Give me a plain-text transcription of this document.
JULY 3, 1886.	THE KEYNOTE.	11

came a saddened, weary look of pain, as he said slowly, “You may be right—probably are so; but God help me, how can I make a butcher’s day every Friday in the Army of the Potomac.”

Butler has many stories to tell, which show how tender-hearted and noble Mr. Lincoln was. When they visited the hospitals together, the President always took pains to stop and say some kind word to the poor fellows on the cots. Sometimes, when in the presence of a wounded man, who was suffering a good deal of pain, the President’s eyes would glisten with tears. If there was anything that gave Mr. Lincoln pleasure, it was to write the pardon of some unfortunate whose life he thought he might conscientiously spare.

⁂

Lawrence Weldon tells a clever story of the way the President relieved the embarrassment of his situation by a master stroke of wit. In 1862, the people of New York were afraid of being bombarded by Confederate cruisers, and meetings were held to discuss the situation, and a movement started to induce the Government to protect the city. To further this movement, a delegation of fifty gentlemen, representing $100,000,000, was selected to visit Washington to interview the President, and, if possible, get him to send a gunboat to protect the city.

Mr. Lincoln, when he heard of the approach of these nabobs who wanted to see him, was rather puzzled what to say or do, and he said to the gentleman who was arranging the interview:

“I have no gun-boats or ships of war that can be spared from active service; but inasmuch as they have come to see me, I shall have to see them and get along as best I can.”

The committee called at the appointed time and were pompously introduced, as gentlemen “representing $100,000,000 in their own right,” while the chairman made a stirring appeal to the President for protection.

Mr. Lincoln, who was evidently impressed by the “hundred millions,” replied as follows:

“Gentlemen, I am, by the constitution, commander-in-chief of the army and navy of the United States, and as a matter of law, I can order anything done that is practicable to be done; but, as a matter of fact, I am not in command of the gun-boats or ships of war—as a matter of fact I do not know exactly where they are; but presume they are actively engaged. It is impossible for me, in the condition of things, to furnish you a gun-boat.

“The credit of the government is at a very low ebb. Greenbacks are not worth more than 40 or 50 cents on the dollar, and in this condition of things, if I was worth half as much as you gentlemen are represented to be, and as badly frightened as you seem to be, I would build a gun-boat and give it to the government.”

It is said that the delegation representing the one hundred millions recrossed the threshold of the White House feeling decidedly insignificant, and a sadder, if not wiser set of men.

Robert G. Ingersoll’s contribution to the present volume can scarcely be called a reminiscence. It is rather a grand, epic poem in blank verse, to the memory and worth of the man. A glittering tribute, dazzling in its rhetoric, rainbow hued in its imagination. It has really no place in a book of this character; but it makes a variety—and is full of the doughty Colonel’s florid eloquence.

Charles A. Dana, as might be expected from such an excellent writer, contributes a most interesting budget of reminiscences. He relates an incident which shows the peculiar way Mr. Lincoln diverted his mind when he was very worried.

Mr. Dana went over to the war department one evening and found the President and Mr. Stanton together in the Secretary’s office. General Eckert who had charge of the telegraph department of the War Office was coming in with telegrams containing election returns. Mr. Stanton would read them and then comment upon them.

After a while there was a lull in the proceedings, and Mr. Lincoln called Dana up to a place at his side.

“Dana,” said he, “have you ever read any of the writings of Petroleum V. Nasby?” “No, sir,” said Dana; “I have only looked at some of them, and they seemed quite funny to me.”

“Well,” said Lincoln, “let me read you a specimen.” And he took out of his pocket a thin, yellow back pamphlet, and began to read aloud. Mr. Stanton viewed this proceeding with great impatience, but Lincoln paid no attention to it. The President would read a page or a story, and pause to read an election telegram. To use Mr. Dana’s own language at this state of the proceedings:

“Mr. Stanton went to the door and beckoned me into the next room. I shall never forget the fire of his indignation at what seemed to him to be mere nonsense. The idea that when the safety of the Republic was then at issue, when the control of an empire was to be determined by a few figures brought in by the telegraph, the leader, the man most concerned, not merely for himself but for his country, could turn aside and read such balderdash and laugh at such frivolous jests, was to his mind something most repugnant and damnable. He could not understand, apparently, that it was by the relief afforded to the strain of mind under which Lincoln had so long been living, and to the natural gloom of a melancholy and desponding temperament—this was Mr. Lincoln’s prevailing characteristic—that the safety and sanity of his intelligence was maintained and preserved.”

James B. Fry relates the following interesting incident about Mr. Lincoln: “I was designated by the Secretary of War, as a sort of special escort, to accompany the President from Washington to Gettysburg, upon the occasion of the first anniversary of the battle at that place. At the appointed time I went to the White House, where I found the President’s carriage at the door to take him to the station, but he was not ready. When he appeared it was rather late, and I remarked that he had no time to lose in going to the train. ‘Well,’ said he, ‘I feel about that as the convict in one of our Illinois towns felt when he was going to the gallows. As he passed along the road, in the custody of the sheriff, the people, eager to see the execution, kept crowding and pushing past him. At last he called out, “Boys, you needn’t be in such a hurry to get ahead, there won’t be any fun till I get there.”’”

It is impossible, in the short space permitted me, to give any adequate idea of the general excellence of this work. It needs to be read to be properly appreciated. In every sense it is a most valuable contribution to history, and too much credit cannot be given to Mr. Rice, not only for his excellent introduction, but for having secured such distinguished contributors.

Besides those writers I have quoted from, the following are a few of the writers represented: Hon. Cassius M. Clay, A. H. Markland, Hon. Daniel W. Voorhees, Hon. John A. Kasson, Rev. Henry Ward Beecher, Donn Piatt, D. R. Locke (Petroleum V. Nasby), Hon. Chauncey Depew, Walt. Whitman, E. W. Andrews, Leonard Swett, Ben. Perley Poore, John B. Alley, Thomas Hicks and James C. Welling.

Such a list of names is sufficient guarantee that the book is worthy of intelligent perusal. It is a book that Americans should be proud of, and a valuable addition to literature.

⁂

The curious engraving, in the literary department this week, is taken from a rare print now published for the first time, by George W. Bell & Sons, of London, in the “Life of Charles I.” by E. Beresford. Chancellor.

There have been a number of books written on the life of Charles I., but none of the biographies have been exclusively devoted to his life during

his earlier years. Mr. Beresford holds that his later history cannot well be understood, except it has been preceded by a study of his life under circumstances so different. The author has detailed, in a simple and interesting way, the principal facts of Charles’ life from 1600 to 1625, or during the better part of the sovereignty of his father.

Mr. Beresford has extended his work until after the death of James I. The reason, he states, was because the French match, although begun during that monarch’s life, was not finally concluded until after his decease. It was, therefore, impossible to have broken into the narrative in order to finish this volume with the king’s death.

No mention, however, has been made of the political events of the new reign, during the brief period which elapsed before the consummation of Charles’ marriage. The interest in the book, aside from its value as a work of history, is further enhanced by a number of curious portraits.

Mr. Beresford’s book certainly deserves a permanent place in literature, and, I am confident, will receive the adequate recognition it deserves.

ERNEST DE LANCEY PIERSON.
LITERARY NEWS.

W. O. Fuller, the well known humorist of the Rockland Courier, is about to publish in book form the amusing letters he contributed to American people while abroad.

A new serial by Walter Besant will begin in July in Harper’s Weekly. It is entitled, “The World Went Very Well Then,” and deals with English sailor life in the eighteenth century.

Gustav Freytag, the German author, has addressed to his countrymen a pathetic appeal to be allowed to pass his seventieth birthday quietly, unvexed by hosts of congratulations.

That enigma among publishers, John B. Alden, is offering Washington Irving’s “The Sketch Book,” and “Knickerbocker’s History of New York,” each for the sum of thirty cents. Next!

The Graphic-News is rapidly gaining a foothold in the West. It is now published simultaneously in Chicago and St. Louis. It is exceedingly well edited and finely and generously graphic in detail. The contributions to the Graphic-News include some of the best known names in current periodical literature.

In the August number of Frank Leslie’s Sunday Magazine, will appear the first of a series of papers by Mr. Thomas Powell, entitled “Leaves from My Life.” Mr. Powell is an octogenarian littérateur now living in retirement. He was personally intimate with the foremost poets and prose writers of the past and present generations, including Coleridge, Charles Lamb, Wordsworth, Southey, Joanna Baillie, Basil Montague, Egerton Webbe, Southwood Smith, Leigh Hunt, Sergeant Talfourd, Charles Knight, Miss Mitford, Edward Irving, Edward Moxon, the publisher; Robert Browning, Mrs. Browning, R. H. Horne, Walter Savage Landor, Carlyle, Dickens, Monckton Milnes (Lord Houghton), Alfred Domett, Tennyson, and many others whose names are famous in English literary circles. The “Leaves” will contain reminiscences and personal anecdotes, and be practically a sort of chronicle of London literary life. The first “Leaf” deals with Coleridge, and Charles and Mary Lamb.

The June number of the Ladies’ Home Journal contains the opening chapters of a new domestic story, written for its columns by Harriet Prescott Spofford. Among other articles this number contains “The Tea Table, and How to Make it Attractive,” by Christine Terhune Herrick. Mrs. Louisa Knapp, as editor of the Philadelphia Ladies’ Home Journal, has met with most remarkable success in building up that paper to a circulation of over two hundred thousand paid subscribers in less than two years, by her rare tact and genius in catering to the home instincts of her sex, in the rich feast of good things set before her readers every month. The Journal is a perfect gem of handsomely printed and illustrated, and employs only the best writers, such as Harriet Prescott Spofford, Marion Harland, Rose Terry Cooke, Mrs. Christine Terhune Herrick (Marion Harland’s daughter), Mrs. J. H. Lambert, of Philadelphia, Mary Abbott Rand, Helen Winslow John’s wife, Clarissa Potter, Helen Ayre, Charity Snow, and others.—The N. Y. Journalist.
______
Directions for this task
List each line holding the string "represented".

Answer to this task
“The credit of the government is at a very low ebb. Greenbacks are not worth more than 40 or 50 cents on the dollar, and in this condition of things, if I was worth half as much as you gentlemen are represented to be, and as badly frightened as you seem to be, I would build a gun-boat and give it to the government.”
Besides those writers I have quoted from, the following are a few of the writers represented: Hon. Cassius M. Clay, A. H. Markland, Hon. Daniel W. Voorhees, Hon. John A. Kasson, Rev. Henry Ward Beecher, Donn Piatt, D. R. Locke (Petroleum V. Nasby), Hon. Chauncey Depew, Walt. Whitman, E. W. Andrews, Leonard Swett, Ben. Perley Poore, John B. Alley, Thomas Hicks and James C. Welling.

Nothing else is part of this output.